● YOUR INSTRUCTIONS: Find every line below that contains the word "start" and copy it out.

● DATASET:
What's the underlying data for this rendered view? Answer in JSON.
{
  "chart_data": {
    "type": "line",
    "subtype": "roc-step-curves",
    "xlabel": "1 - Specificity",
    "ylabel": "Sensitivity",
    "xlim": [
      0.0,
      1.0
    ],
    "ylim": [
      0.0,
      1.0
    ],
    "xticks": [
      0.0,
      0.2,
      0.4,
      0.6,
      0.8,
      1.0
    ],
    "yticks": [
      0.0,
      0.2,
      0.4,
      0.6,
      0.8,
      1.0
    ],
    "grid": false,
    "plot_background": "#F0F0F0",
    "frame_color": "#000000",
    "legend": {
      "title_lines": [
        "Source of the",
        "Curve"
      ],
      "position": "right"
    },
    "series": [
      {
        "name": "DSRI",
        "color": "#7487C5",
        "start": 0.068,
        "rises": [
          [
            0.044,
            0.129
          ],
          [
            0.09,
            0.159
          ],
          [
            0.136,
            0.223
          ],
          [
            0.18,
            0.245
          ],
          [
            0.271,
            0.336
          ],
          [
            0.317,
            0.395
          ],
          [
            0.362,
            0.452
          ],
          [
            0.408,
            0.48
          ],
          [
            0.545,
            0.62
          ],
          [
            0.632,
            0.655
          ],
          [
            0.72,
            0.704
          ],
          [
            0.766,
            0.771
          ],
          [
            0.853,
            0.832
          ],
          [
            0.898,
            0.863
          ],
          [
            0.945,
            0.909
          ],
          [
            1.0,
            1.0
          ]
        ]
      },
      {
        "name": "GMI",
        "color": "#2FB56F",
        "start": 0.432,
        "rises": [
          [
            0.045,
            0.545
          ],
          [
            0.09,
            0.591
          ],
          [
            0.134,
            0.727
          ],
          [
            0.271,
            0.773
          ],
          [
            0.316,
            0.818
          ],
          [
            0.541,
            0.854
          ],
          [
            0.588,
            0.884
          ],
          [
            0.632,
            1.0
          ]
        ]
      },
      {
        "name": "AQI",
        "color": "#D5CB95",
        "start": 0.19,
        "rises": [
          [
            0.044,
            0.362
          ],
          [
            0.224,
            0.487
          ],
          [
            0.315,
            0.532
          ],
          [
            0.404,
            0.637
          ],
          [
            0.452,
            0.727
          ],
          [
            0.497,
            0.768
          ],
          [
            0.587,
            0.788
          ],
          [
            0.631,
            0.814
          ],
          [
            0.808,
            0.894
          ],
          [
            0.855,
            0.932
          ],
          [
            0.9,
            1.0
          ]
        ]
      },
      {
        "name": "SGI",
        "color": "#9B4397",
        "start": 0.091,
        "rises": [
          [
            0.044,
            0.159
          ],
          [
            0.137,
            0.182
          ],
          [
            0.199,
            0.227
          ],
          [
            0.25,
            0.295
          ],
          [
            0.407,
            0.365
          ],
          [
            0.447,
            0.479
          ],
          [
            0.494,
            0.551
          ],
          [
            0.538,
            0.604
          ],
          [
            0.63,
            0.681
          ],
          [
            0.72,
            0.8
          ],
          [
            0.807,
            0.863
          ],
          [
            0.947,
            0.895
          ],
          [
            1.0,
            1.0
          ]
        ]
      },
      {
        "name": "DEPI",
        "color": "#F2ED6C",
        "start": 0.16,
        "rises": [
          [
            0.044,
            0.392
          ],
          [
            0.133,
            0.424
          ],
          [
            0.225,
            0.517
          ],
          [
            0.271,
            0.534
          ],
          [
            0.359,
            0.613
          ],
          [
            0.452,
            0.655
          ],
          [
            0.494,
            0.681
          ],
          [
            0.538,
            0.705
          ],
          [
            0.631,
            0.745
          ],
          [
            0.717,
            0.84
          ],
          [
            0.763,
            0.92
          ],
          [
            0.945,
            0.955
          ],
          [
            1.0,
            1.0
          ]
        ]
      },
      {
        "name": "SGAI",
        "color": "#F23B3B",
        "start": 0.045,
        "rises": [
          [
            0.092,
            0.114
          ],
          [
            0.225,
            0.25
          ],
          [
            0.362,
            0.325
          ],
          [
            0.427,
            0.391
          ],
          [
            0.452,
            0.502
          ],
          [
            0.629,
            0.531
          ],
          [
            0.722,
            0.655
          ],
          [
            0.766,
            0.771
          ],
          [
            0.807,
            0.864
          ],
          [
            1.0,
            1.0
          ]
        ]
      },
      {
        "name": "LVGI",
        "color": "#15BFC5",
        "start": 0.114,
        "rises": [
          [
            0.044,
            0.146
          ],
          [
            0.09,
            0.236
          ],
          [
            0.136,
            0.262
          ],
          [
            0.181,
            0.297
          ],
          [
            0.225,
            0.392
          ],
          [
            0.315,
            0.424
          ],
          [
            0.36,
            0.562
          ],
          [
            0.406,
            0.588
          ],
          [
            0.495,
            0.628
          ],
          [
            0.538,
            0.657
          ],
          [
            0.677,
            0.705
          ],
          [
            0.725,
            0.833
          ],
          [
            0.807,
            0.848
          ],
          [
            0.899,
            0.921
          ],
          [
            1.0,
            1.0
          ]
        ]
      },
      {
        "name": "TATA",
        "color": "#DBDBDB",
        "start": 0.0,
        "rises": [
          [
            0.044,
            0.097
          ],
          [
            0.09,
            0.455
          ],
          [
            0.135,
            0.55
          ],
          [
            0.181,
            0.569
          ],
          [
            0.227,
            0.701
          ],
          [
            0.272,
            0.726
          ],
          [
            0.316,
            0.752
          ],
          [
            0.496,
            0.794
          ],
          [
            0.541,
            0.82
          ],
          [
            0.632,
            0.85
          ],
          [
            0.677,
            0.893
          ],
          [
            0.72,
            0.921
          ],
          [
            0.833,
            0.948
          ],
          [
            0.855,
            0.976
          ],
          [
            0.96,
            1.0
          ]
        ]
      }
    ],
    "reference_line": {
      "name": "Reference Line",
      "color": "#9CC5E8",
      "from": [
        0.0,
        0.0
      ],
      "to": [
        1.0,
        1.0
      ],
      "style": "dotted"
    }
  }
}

● TASK RESPONSE:
        "start": 0.068,
        "start": 0.432,
        "start": 0.19,
        "start": 0.091,
        "start": 0.16,
        "start": 0.045,
        "start": 0.114,
        "start": 0.0,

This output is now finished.